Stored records
— begin —

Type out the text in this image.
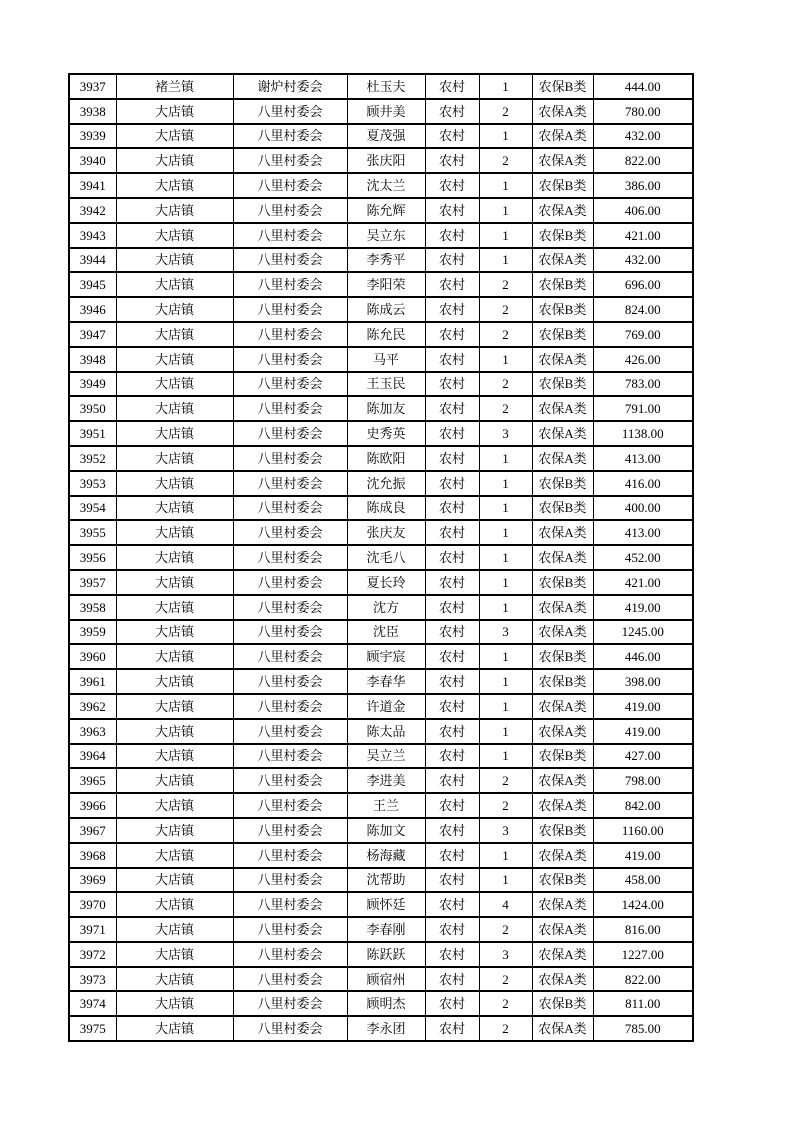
3937	褚兰镇	谢炉村委会	杜玉夫	农村	1	农保B类	444.00
3938	大店镇	八里村委会	顾井美	农村	2	农保A类	780.00
3939	大店镇	八里村委会	夏茂强	农村	1	农保A类	432.00
3940	大店镇	八里村委会	张庆阳	农村	2	农保A类	822.00
3941	大店镇	八里村委会	沈太兰	农村	1	农保B类	386.00
3942	大店镇	八里村委会	陈允辉	农村	1	农保A类	406.00
3943	大店镇	八里村委会	吴立东	农村	1	农保B类	421.00
3944	大店镇	八里村委会	李秀平	农村	1	农保A类	432.00
3945	大店镇	八里村委会	李阳荣	农村	2	农保B类	696.00
3946	大店镇	八里村委会	陈成云	农村	2	农保B类	824.00
3947	大店镇	八里村委会	陈允民	农村	2	农保B类	769.00
3948	大店镇	八里村委会	马平	农村	1	农保A类	426.00
3949	大店镇	八里村委会	王玉民	农村	2	农保B类	783.00
3950	大店镇	八里村委会	陈加友	农村	2	农保A类	791.00
3951	大店镇	八里村委会	史秀英	农村	3	农保A类	1138.00
3952	大店镇	八里村委会	陈欧阳	农村	1	农保A类	413.00
3953	大店镇	八里村委会	沈允振	农村	1	农保B类	416.00
3954	大店镇	八里村委会	陈成良	农村	1	农保B类	400.00
3955	大店镇	八里村委会	张庆友	农村	1	农保A类	413.00
3956	大店镇	八里村委会	沈毛八	农村	1	农保A类	452.00
3957	大店镇	八里村委会	夏长玲	农村	1	农保B类	421.00
3958	大店镇	八里村委会	沈方	农村	1	农保A类	419.00
3959	大店镇	八里村委会	沈臣	农村	3	农保A类	1245.00
3960	大店镇	八里村委会	顾宇宸	农村	1	农保B类	446.00
3961	大店镇	八里村委会	李春华	农村	1	农保B类	398.00
3962	大店镇	八里村委会	许道金	农村	1	农保A类	419.00
3963	大店镇	八里村委会	陈太品	农村	1	农保A类	419.00
3964	大店镇	八里村委会	吴立兰	农村	1	农保B类	427.00
3965	大店镇	八里村委会	李进美	农村	2	农保A类	798.00
3966	大店镇	八里村委会	王兰	农村	2	农保A类	842.00
3967	大店镇	八里村委会	陈加文	农村	3	农保B类	1160.00
3968	大店镇	八里村委会	杨海藏	农村	1	农保A类	419.00
3969	大店镇	八里村委会	沈帮助	农村	1	农保B类	458.00
3970	大店镇	八里村委会	顾怀廷	农村	4	农保A类	1424.00
3971	大店镇	八里村委会	李春刚	农村	2	农保A类	816.00
3972	大店镇	八里村委会	陈跃跃	农村	3	农保A类	1227.00
3973	大店镇	八里村委会	顾宿州	农村	2	农保A类	822.00
3974	大店镇	八里村委会	顾明杰	农村	2	农保B类	811.00
3975	大店镇	八里村委会	李永团	农村	2	农保A类	785.00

— end —

→ BRIEF
All of the lines above should be printed exactly, minus the pictures.

→ ANSWER FOR THE TASK
Type out the text in this image.
3937	褚兰镇	谢炉村委会	杜玉夫	农村	1	农保B类	444.00
3938	大店镇	八里村委会	顾井美	农村	2	农保A类	780.00
3939	大店镇	八里村委会	夏茂强	农村	1	农保A类	432.00
3940	大店镇	八里村委会	张庆阳	农村	2	农保A类	822.00
3941	大店镇	八里村委会	沈太兰	农村	1	农保B类	386.00
3942	大店镇	八里村委会	陈允辉	农村	1	农保A类	406.00
3943	大店镇	八里村委会	吴立东	农村	1	农保B类	421.00
3944	大店镇	八里村委会	李秀平	农村	1	农保A类	432.00
3945	大店镇	八里村委会	李阳荣	农村	2	农保B类	696.00
3946	大店镇	八里村委会	陈成云	农村	2	农保B类	824.00
3947	大店镇	八里村委会	陈允民	农村	2	农保B类	769.00
3948	大店镇	八里村委会	马平	农村	1	农保A类	426.00
3949	大店镇	八里村委会	王玉民	农村	2	农保B类	783.00
3950	大店镇	八里村委会	陈加友	农村	2	农保A类	791.00
3951	大店镇	八里村委会	史秀英	农村	3	农保A类	1138.00
3952	大店镇	八里村委会	陈欧阳	农村	1	农保A类	413.00
3953	大店镇	八里村委会	沈允振	农村	1	农保B类	416.00
3954	大店镇	八里村委会	陈成良	农村	1	农保B类	400.00
3955	大店镇	八里村委会	张庆友	农村	1	农保A类	413.00
3956	大店镇	八里村委会	沈毛八	农村	1	农保A类	452.00
3957	大店镇	八里村委会	夏长玲	农村	1	农保B类	421.00
3958	大店镇	八里村委会	沈方	农村	1	农保A类	419.00
3959	大店镇	八里村委会	沈臣	农村	3	农保A类	1245.00
3960	大店镇	八里村委会	顾宇宸	农村	1	农保B类	446.00
3961	大店镇	八里村委会	李春华	农村	1	农保B类	398.00
3962	大店镇	八里村委会	许道金	农村	1	农保A类	419.00
3963	大店镇	八里村委会	陈太品	农村	1	农保A类	419.00
3964	大店镇	八里村委会	吴立兰	农村	1	农保B类	427.00
3965	大店镇	八里村委会	李进美	农村	2	农保A类	798.00
3966	大店镇	八里村委会	王兰	农村	2	农保A类	842.00
3967	大店镇	八里村委会	陈加文	农村	3	农保B类	1160.00
3968	大店镇	八里村委会	杨海藏	农村	1	农保A类	419.00
3969	大店镇	八里村委会	沈帮助	农村	1	农保B类	458.00
3970	大店镇	八里村委会	顾怀廷	农村	4	农保A类	1424.00
3971	大店镇	八里村委会	李春刚	农村	2	农保A类	816.00
3972	大店镇	八里村委会	陈跃跃	农村	3	农保A类	1227.00
3973	大店镇	八里村委会	顾宿州	农村	2	农保A类	822.00
3974	大店镇	八里村委会	顾明杰	农村	2	农保B类	811.00
3975	大店镇	八里村委会	李永团	农村	2	农保A类	785.00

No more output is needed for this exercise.